- ITEMS -

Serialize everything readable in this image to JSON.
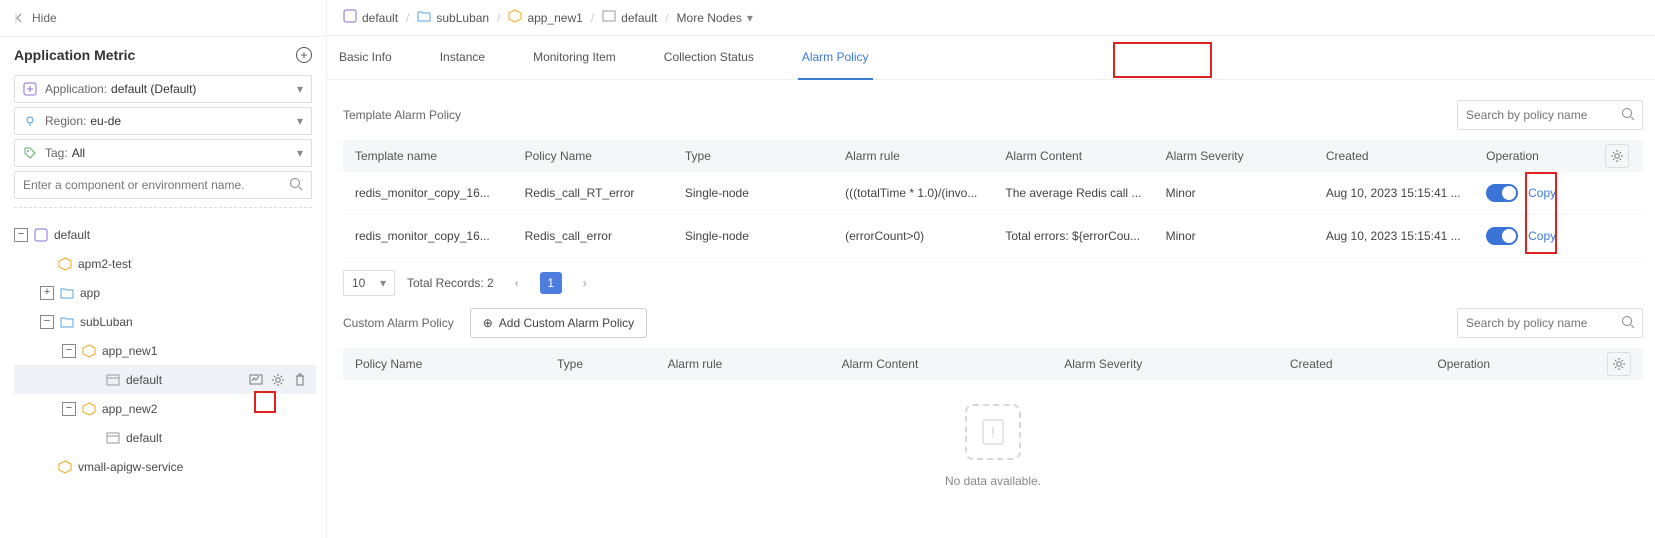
{
  "sidebar": {
    "hide_label": "Hide",
    "title": "Application Metric",
    "application": {
      "label": "Application:",
      "value": "default (Default)"
    },
    "region": {
      "label": "Region:",
      "value": "eu-de"
    },
    "tag": {
      "label": "Tag:",
      "value": "All"
    },
    "search_placeholder": "Enter a component or environment name.",
    "tree": {
      "root": "default",
      "items": [
        {
          "label": "apm2-test",
          "icon": "cube"
        },
        {
          "label": "app",
          "icon": "folder",
          "expander": "plus"
        },
        {
          "label": "subLuban",
          "icon": "folder",
          "expander": "minus",
          "children": [
            {
              "label": "app_new1",
              "icon": "cube",
              "expander": "minus",
              "children": [
                {
                  "label": "default",
                  "icon": "env",
                  "selected": true
                }
              ]
            },
            {
              "label": "app_new2",
              "icon": "cube",
              "expander": "minus",
              "children": [
                {
                  "label": "default",
                  "icon": "env"
                }
              ]
            }
          ]
        },
        {
          "label": "vmall-apigw-service",
          "icon": "cube"
        }
      ]
    }
  },
  "breadcrumb": {
    "segments": [
      "default",
      "subLuban",
      "app_new1",
      "default"
    ],
    "more": "More Nodes"
  },
  "tabs": [
    "Basic Info",
    "Instance",
    "Monitoring Item",
    "Collection Status",
    "Alarm Policy"
  ],
  "active_tab": "Alarm Policy",
  "template_panel": {
    "title": "Template Alarm Policy",
    "search_placeholder": "Search by policy name",
    "columns": [
      "Template name",
      "Policy Name",
      "Type",
      "Alarm rule",
      "Alarm Content",
      "Alarm Severity",
      "Created",
      "Operation"
    ],
    "rows": [
      {
        "template": "redis_monitor_copy_16...",
        "policy": "Redis_call_RT_error",
        "type": "Single-node",
        "rule": "(((totalTime * 1.0)/(invo...",
        "content": "The average Redis call ...",
        "severity": "Minor",
        "created": "Aug 10, 2023 15:15:41 ...",
        "op": "Copy"
      },
      {
        "template": "redis_monitor_copy_16...",
        "policy": "Redis_call_error",
        "type": "Single-node",
        "rule": "(errorCount>0)",
        "content": "Total errors: ${errorCou...",
        "severity": "Minor",
        "created": "Aug 10, 2023 15:15:41 ...",
        "op": "Copy"
      }
    ],
    "page_size": "10",
    "total_label": "Total Records: 2",
    "current_page": "1"
  },
  "custom_panel": {
    "title": "Custom Alarm Policy",
    "add_label": "Add Custom Alarm Policy",
    "search_placeholder": "Search by policy name",
    "columns": [
      "Policy Name",
      "Type",
      "Alarm rule",
      "Alarm Content",
      "Alarm Severity",
      "Created",
      "Operation"
    ],
    "nodata": "No data available."
  }
}
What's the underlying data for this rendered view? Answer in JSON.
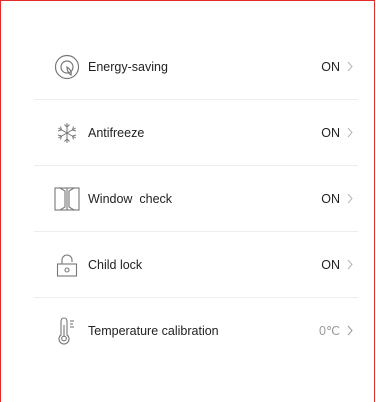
{
  "colors": {
    "frame_border": "#e32b2b",
    "text": "#222222",
    "muted_text": "#9a9a9a",
    "icon_stroke": "#777777",
    "divider": "#eeeeee"
  },
  "settings": [
    {
      "label": "Energy-saving",
      "value": "ON",
      "icon": "energy-saving-icon"
    },
    {
      "label": "Antifreeze",
      "value": "ON",
      "icon": "snowflake-icon"
    },
    {
      "label": "Window  check",
      "value": "ON",
      "icon": "window-icon"
    },
    {
      "label": "Child lock",
      "value": "ON",
      "icon": "lock-icon"
    },
    {
      "label": "Temperature calibration",
      "value": "0℃",
      "icon": "thermometer-icon"
    }
  ]
}
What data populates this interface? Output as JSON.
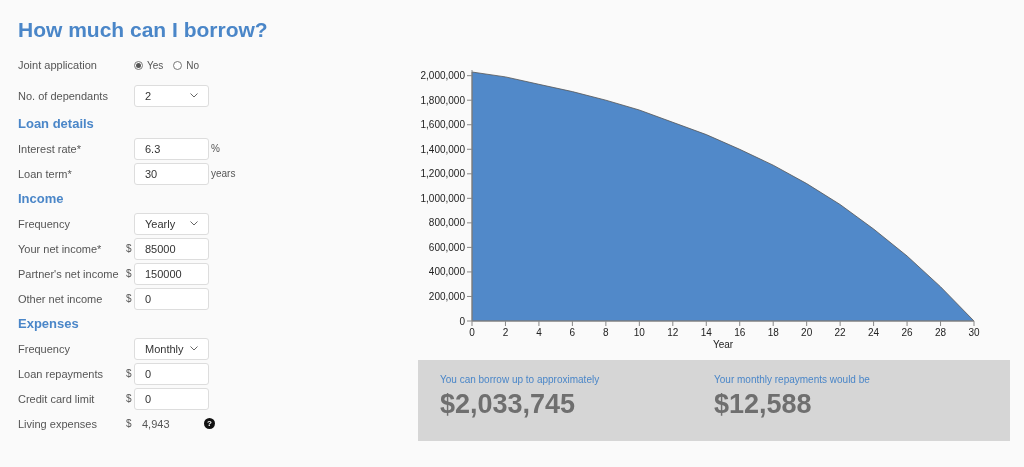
{
  "title": "How much can I borrow?",
  "form": [
    {
      "kind": "radio",
      "label": "Joint application",
      "options": [
        {
          "label": "Yes",
          "selected": true
        },
        {
          "label": "No",
          "selected": false
        }
      ]
    },
    {
      "kind": "select",
      "label": "No. of dependants",
      "value": "2"
    },
    {
      "kind": "heading",
      "label": "Loan details"
    },
    {
      "kind": "input",
      "label": "Interest rate*",
      "value": "6.3",
      "suffix": "%"
    },
    {
      "kind": "input",
      "label": "Loan term*",
      "value": "30",
      "suffix": "years"
    },
    {
      "kind": "heading",
      "label": "Income"
    },
    {
      "kind": "select",
      "label": "Frequency",
      "value": "Yearly"
    },
    {
      "kind": "input",
      "label": "Your net income*",
      "prefix": "$",
      "value": "85000"
    },
    {
      "kind": "input",
      "label": "Partner's net income",
      "prefix": "$",
      "value": "150000"
    },
    {
      "kind": "input",
      "label": "Other net income",
      "prefix": "$",
      "value": "0"
    },
    {
      "kind": "heading",
      "label": "Expenses"
    },
    {
      "kind": "select",
      "label": "Frequency",
      "value": "Monthly"
    },
    {
      "kind": "input",
      "label": "Loan repayments",
      "prefix": "$",
      "value": "0"
    },
    {
      "kind": "input",
      "label": "Credit card limit",
      "prefix": "$",
      "value": "0"
    },
    {
      "kind": "readout",
      "label": "Living expenses",
      "prefix": "$",
      "value": "4,943",
      "help": "?"
    }
  ],
  "chart_data": {
    "type": "area",
    "xlabel": "Year",
    "x": [
      0,
      2,
      4,
      6,
      8,
      10,
      12,
      14,
      16,
      18,
      20,
      22,
      24,
      26,
      28,
      30
    ],
    "series": [
      {
        "color": "#5189c9",
        "values": [
          2030000,
          1990000,
          1930000,
          1870000,
          1800000,
          1720000,
          1620000,
          1520000,
          1400000,
          1270000,
          1120000,
          950000,
          750000,
          530000,
          280000,
          0
        ]
      }
    ],
    "xlim": [
      0,
      30
    ],
    "ylim": [
      0,
      2030000
    ],
    "xticks": [
      0,
      2,
      4,
      6,
      8,
      10,
      12,
      14,
      16,
      18,
      20,
      22,
      24,
      26,
      28,
      30
    ],
    "yticks": [
      {
        "value": 0,
        "label": "0"
      },
      {
        "value": 200000,
        "label": "200,000"
      },
      {
        "value": 400000,
        "label": "400,000"
      },
      {
        "value": 600000,
        "label": "600,000"
      },
      {
        "value": 800000,
        "label": "800,000"
      },
      {
        "value": 1000000,
        "label": "1,000,000"
      },
      {
        "value": 1200000,
        "label": "1,200,000"
      },
      {
        "value": 1400000,
        "label": "1,400,000"
      },
      {
        "value": 1600000,
        "label": "1,600,000"
      },
      {
        "value": 1800000,
        "label": "1,800,000"
      },
      {
        "value": 2000000,
        "label": "2,000,000"
      }
    ]
  },
  "results": [
    {
      "label": "You can borrow up to approximately",
      "amount": "$2,033,745"
    },
    {
      "label": "Your monthly repayments would be",
      "amount": "$12,588"
    }
  ]
}
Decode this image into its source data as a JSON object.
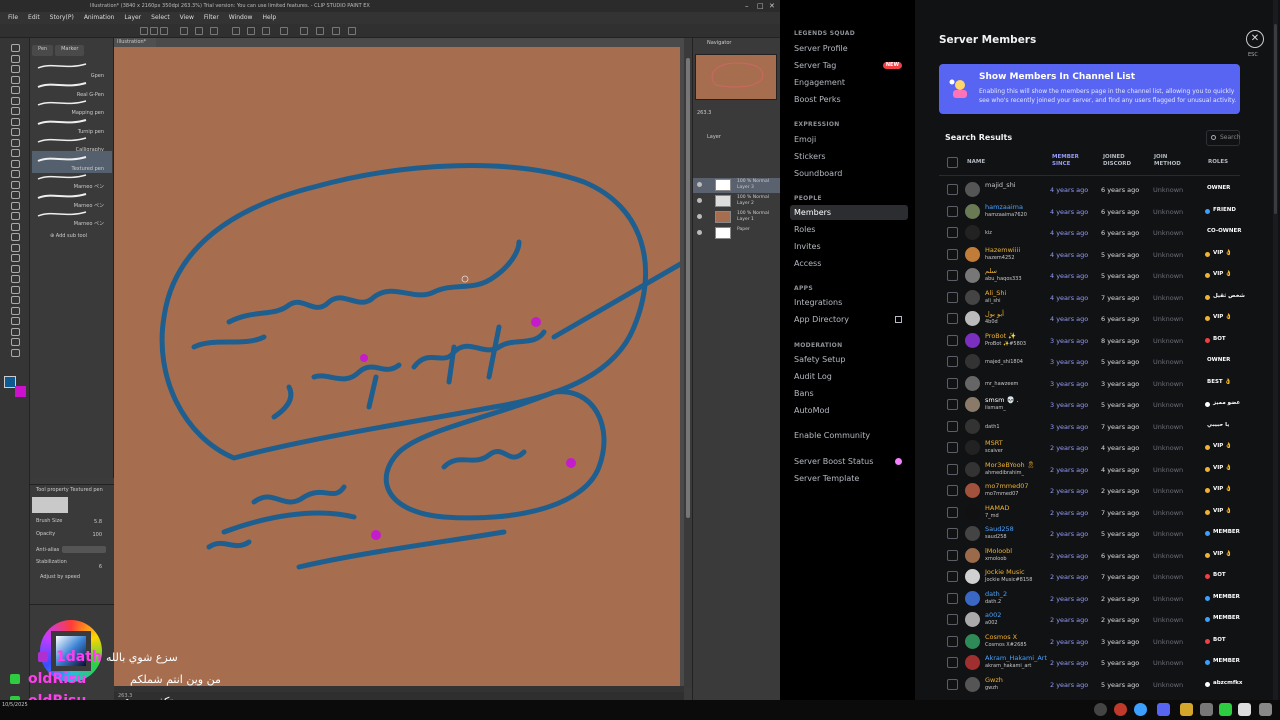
{
  "csp": {
    "title": "Illustration* (3840 x 2160px 350dpi 263.3%)  Trial version: You can use limited features. - CLIP STUDIO PAINT EX",
    "menu": [
      "File",
      "Edit",
      "Story(P)",
      "Animation",
      "Layer",
      "Select",
      "View",
      "Filter",
      "Window",
      "Help"
    ],
    "subtool_tabs": [
      "Pen",
      "Marker"
    ],
    "brushes": [
      "Gpen",
      "Real G-Pen",
      "Mapping pen",
      "Turnip pen",
      "Calligraphy",
      "Textured pen",
      "Marneo ペン",
      "Marneo ペン",
      "Marneo ペン"
    ],
    "add_sub_tool": "Add sub tool",
    "tool_property": {
      "header": "Tool property  Textured pen",
      "brush_size_label": "Brush Size",
      "brush_size_value": "5.8",
      "opacity_label": "Opacity",
      "opacity_value": "100",
      "antialiasing_label": "Anti-alias",
      "stabilization_label": "Stabilization",
      "stabilization_value": "6",
      "adjust_label": "Adjust by speed"
    },
    "canvas_tab": "Illustration*",
    "navigator_tab": "Navigator",
    "nav_zoom": "263.3",
    "layer_tab": "Layer",
    "layers": [
      {
        "title": "100 % Normal",
        "name": "Layer 3"
      },
      {
        "title": "100 % Normal",
        "name": "Layer 2"
      },
      {
        "title": "100 % Normal",
        "name": "Layer 1"
      },
      {
        "title": "",
        "name": "Paper"
      }
    ],
    "status": "263.3"
  },
  "chat": [
    {
      "name": "1dath",
      "message": "سزع شوي بالله",
      "name_color": "#ff3ef0",
      "badge_color": "#b02fd0"
    },
    {
      "name": "oldRisu",
      "message": "من وين انتم شملكم",
      "name_color": "#ff3ef0",
      "badge_color": "#2ecc40"
    },
    {
      "name": "oldRisu",
      "message": "تكفى سرع",
      "name_color": "#ff3ef0",
      "badge_color": "#2ecc40"
    }
  ],
  "discord_nav": {
    "server_label": "LEGENDS SQUAD",
    "items_top": [
      "Server Profile",
      "Server Tag",
      "Engagement",
      "Boost Perks"
    ],
    "new_badge": "NEW",
    "sec_expression": "EXPRESSION",
    "items_expression": [
      "Emoji",
      "Stickers",
      "Soundboard"
    ],
    "sec_people": "PEOPLE",
    "items_people": [
      "Members",
      "Roles",
      "Invites",
      "Access"
    ],
    "sec_apps": "APPS",
    "items_apps": [
      "Integrations",
      "App Directory"
    ],
    "sec_moderation": "MODERATION",
    "items_moderation": [
      "Safety Setup",
      "Audit Log",
      "Bans",
      "AutoMod"
    ],
    "items_bottom": [
      "Enable Community",
      "Server Boost Status",
      "Server Template"
    ]
  },
  "discord_main": {
    "title": "Server Members",
    "esc": "ESC",
    "banner_title": "Show Members In Channel List",
    "banner_desc": "Enabling this will show the members page in the channel list, allowing you to quickly see who's recently joined your server, and find any users flagged for unusual activity.",
    "search_results": "Search Results",
    "search_placeholder": "Search",
    "headers": {
      "name": "NAME",
      "member_since": "MEMBER SINCE",
      "joined_discord": "JOINED DISCORD",
      "join_method": "JOIN METHOD",
      "roles": "ROLES"
    },
    "members": [
      {
        "display": "majid_shi",
        "user": "",
        "since": "4 years ago",
        "joined": "6 years ago",
        "method": "Unknown",
        "role": "OWNER",
        "dot": "",
        "color": "#c8c8c8",
        "av": "#555"
      },
      {
        "display": "hamzaaima",
        "user": "hamzaaima7620",
        "since": "4 years ago",
        "joined": "6 years ago",
        "method": "Unknown",
        "role": "FRIEND",
        "dot": "#3ba0ff",
        "color": "#4aa3ff",
        "av": "#6a7a55"
      },
      {
        "display": "",
        "user": "kiz",
        "since": "4 years ago",
        "joined": "6 years ago",
        "method": "Unknown",
        "role": "CO-OWNER",
        "dot": "",
        "color": "#c8c8c8",
        "av": "#222"
      },
      {
        "display": "Hazemwiiii",
        "user": "hazem4252",
        "since": "4 years ago",
        "joined": "5 years ago",
        "method": "Unknown",
        "role": "VIP 👌",
        "dot": "#f0b232",
        "color": "#f0b232",
        "av": "#c27c3a"
      },
      {
        "display": "سلم",
        "user": "abu_haqos333",
        "since": "4 years ago",
        "joined": "5 years ago",
        "method": "Unknown",
        "role": "VIP 👌",
        "dot": "#f0b232",
        "color": "#f0b232",
        "av": "#777"
      },
      {
        "display": "Ali_Shi",
        "user": "ali_shi",
        "since": "4 years ago",
        "joined": "7 years ago",
        "method": "Unknown",
        "role": "شخص ثقيل",
        "dot": "#f0b232",
        "color": "#f0b232",
        "av": "#444"
      },
      {
        "display": "أبو بول",
        "user": "4b0d",
        "since": "4 years ago",
        "joined": "6 years ago",
        "method": "Unknown",
        "role": "VIP 👌",
        "dot": "#f0b232",
        "color": "#f0b232",
        "av": "#bbb"
      },
      {
        "display": "ProBot ✨",
        "user": "ProBot ✨#5803",
        "since": "3 years ago",
        "joined": "8 years ago",
        "method": "Unknown",
        "role": "BOT",
        "dot": "#f23f43",
        "color": "#f0b232",
        "av": "#7b2fbe"
      },
      {
        "display": "",
        "user": "majed_shi1804",
        "since": "3 years ago",
        "joined": "5 years ago",
        "method": "Unknown",
        "role": "OWNER",
        "dot": "",
        "color": "#c8c8c8",
        "av": "#333"
      },
      {
        "display": "",
        "user": "mr_hawzeem",
        "since": "3 years ago",
        "joined": "3 years ago",
        "method": "Unknown",
        "role": "BEST 👌",
        "dot": "",
        "color": "#c8c8c8",
        "av": "#666"
      },
      {
        "display": "smsm 💀 .",
        "user": "iismam_",
        "since": "3 years ago",
        "joined": "5 years ago",
        "method": "Unknown",
        "role": "عضو مميز",
        "dot": "#ffffff",
        "color": "#ffffff",
        "av": "#8a7a6a"
      },
      {
        "display": "",
        "user": "dath1",
        "since": "3 years ago",
        "joined": "7 years ago",
        "method": "Unknown",
        "role": "يا حبيبي",
        "dot": "",
        "color": "#c8c8c8",
        "av": "#333"
      },
      {
        "display": "MSRT",
        "user": "scaiver",
        "since": "2 years ago",
        "joined": "4 years ago",
        "method": "Unknown",
        "role": "VIP 👌",
        "dot": "#f0b232",
        "color": "#f0b232",
        "av": "#222"
      },
      {
        "display": "Mor3eBYooh 🎗",
        "user": "ahmedibrahim_",
        "since": "2 years ago",
        "joined": "4 years ago",
        "method": "Unknown",
        "role": "VIP 👌",
        "dot": "#f0b232",
        "color": "#f0b232",
        "av": "#333"
      },
      {
        "display": "mo7mmed07",
        "user": "mo7mmed07",
        "since": "2 years ago",
        "joined": "2 years ago",
        "method": "Unknown",
        "role": "VIP 👌",
        "dot": "#f0b232",
        "color": "#f0b232",
        "av": "#a0523d"
      },
      {
        "display": "HAMAD",
        "user": "7_md",
        "since": "2 years ago",
        "joined": "7 years ago",
        "method": "Unknown",
        "role": "VIP 👌",
        "dot": "#f0b232",
        "color": "#f0b232",
        "av": "#111"
      },
      {
        "display": "Saud258",
        "user": "saud258",
        "since": "2 years ago",
        "joined": "5 years ago",
        "method": "Unknown",
        "role": "MEMBER",
        "dot": "#3ba0ff",
        "color": "#4aa3ff",
        "av": "#444"
      },
      {
        "display": "lMoloobl",
        "user": "xmoloob",
        "since": "2 years ago",
        "joined": "6 years ago",
        "method": "Unknown",
        "role": "VIP 👌",
        "dot": "#f0b232",
        "color": "#f0b232",
        "av": "#9a6a4a"
      },
      {
        "display": "Jockie Music",
        "user": "Jockie Music#8158",
        "since": "2 years ago",
        "joined": "7 years ago",
        "method": "Unknown",
        "role": "BOT",
        "dot": "#f23f43",
        "color": "#f0b232",
        "av": "#d0d0d0"
      },
      {
        "display": "dath_2",
        "user": "dath.2",
        "since": "2 years ago",
        "joined": "2 years ago",
        "method": "Unknown",
        "role": "MEMBER",
        "dot": "#3ba0ff",
        "color": "#4aa3ff",
        "av": "#3a66c4"
      },
      {
        "display": "a002",
        "user": "a002",
        "since": "2 years ago",
        "joined": "2 years ago",
        "method": "Unknown",
        "role": "MEMBER",
        "dot": "#3ba0ff",
        "color": "#4aa3ff",
        "av": "#aaa"
      },
      {
        "display": "Cosmos X",
        "user": "Cosmos X#2685",
        "since": "2 years ago",
        "joined": "3 years ago",
        "method": "Unknown",
        "role": "BOT",
        "dot": "#f23f43",
        "color": "#f0b232",
        "av": "#2e8b57"
      },
      {
        "display": "Akram_Hakami_Art",
        "user": "akram_hakami_art",
        "since": "2 years ago",
        "joined": "5 years ago",
        "method": "Unknown",
        "role": "MEMBER",
        "dot": "#3ba0ff",
        "color": "#4aa3ff",
        "av": "#a03030"
      },
      {
        "display": "Gwzh",
        "user": "gwzh",
        "since": "2 years ago",
        "joined": "5 years ago",
        "method": "Unknown",
        "role": "abzcmfkx",
        "dot": "#ffffff",
        "color": "#f0b232",
        "av": "#555"
      }
    ]
  },
  "taskbar": {
    "date": "10/5/2025"
  }
}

- TASK INSTRUCTIONS -
Copy out every line from the records that has the word "expander".

- PROBLEM SOLUTION -
          "expander": "plus"
          "expander": "minus",
              "expander": "minus",
              "expander": "minus",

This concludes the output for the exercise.